Job:
Sort through the data and copy the lines holding the word "precipMm".

Records for this exercise:
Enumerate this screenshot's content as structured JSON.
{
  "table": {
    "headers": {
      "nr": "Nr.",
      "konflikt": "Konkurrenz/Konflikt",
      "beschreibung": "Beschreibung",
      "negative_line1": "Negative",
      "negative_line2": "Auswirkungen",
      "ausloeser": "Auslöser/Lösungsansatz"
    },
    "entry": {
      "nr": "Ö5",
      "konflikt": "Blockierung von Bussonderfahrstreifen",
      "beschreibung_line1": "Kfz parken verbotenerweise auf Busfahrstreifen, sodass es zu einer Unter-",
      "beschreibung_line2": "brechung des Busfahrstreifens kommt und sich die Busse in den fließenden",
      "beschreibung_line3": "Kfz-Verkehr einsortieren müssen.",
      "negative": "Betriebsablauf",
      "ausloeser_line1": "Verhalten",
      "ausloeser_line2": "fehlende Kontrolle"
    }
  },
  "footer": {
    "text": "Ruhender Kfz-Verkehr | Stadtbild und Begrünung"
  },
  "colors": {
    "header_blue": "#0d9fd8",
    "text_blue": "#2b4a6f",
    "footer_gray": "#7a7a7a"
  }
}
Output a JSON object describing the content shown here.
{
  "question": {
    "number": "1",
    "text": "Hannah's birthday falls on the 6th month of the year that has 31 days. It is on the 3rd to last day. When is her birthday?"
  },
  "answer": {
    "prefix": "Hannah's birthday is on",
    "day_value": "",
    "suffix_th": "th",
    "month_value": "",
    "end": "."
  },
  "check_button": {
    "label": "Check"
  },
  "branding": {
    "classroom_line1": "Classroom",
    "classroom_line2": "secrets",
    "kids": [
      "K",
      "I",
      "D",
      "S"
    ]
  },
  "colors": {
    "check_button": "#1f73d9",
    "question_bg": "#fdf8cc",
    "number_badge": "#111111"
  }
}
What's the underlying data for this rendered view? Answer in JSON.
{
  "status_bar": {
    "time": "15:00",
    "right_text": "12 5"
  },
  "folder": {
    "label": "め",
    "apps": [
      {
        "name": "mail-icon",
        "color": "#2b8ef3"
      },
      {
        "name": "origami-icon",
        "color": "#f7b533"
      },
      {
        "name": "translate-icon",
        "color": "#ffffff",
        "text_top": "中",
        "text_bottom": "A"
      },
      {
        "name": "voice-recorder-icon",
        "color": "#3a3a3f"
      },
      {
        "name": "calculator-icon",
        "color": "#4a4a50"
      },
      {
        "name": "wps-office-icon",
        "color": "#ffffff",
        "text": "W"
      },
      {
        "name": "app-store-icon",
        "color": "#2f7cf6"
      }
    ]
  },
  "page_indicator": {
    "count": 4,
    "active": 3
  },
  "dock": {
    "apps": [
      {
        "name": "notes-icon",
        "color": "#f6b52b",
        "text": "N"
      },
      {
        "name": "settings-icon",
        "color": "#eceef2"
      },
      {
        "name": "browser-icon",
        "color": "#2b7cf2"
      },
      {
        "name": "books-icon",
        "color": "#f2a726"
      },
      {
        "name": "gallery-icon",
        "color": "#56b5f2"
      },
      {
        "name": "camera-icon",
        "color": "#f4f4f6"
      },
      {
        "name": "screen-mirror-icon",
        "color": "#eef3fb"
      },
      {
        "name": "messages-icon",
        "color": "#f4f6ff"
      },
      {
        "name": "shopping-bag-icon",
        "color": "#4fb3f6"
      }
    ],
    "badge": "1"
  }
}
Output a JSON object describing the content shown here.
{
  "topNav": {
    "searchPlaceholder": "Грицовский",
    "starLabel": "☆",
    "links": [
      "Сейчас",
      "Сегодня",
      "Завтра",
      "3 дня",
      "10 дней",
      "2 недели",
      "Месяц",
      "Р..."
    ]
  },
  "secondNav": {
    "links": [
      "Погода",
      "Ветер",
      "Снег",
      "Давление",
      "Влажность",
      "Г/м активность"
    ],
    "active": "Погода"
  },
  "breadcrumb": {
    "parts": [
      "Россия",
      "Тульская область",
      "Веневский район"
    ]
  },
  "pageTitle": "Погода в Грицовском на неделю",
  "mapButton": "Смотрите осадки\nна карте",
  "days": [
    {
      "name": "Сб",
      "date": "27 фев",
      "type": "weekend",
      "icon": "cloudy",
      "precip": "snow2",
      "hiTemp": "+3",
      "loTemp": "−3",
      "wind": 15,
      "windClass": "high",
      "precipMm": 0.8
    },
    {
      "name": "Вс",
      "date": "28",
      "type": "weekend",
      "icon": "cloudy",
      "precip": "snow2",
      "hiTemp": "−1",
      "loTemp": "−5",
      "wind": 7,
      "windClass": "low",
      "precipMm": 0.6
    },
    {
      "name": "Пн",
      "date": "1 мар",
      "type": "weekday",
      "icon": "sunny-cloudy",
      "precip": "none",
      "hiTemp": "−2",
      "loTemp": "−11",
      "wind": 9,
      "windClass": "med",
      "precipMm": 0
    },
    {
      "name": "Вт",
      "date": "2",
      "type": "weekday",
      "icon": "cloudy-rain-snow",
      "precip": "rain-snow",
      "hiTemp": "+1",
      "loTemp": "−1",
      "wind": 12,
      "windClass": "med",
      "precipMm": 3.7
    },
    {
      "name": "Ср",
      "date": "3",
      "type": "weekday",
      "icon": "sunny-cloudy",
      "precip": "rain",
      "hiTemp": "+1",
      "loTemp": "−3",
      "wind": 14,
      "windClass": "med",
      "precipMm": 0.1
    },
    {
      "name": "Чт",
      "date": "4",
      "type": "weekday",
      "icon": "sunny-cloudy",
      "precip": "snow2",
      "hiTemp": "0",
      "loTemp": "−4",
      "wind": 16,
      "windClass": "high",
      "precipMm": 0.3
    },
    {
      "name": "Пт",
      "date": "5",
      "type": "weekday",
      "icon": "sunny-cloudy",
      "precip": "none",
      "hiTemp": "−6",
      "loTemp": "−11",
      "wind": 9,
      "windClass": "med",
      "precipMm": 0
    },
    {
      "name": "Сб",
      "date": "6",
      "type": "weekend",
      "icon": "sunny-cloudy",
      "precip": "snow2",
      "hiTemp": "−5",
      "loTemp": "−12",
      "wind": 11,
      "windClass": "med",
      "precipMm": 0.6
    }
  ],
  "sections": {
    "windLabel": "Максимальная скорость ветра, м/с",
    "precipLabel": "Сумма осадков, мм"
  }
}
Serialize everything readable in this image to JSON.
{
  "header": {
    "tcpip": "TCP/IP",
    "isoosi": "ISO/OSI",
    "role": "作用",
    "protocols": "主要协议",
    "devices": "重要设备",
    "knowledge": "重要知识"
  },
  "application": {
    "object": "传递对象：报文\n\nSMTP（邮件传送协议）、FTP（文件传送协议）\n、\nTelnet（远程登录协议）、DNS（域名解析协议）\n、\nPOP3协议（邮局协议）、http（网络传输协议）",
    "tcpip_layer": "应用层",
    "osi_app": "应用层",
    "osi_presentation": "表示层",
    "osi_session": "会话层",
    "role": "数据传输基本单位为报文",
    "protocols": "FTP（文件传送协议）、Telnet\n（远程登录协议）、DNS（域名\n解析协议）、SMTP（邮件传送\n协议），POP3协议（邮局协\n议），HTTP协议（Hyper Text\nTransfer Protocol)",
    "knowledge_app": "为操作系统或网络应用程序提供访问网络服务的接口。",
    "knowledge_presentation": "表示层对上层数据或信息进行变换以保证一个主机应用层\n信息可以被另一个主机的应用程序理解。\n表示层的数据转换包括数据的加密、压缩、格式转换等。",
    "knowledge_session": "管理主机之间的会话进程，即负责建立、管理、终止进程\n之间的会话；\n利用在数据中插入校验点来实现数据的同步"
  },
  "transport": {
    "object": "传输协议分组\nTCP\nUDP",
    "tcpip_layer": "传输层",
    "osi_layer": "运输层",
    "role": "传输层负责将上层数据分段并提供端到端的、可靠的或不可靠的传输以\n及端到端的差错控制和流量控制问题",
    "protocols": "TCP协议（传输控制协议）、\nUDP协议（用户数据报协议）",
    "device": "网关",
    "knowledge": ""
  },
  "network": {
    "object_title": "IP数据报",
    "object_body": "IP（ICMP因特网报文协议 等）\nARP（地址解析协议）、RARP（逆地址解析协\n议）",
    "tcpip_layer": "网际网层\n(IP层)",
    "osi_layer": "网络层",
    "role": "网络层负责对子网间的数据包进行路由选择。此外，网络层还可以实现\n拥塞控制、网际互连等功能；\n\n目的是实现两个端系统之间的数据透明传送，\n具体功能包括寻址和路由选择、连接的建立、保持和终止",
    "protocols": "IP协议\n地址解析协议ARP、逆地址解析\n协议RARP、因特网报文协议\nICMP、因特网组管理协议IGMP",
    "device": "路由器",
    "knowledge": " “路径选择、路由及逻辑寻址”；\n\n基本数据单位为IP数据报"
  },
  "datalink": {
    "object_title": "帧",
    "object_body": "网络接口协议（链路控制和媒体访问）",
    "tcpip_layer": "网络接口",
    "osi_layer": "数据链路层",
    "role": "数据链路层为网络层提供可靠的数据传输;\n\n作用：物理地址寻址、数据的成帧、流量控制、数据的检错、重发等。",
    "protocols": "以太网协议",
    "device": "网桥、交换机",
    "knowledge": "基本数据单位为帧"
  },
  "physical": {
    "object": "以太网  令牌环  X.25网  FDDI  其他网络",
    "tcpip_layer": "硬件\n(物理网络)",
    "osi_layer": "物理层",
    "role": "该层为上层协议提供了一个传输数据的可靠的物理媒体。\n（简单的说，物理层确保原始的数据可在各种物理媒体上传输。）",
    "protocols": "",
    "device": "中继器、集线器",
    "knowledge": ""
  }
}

Answer to the problem:
      "precipMm": 0.8
      "precipMm": 0.6
      "precipMm": 0
      "precipMm": 3.7
      "precipMm": 0.1
      "precipMm": 0.3
      "precipMm": 0
      "precipMm": 0.6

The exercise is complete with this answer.